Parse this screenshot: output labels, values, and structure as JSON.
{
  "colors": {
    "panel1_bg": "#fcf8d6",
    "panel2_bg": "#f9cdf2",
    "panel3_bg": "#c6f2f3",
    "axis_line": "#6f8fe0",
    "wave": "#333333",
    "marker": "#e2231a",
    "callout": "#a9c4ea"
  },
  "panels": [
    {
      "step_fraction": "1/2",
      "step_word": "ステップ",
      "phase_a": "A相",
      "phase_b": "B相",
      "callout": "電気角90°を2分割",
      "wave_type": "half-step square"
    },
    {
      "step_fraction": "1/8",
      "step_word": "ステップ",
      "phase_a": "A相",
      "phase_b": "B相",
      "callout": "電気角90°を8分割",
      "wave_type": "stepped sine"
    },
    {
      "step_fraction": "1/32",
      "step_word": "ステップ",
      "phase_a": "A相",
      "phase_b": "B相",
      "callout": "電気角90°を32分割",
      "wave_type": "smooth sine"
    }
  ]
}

------------------------------

PROBLEM DETAILS:
Copy every line of the data that holds the string "callout".

REPLY TO THE TASK:
    "callout": "#a9c4ea"
      "callout": "電気角90°を2分割",
      "callout": "電気角90°を8分割",
      "callout": "電気角90°を32分割",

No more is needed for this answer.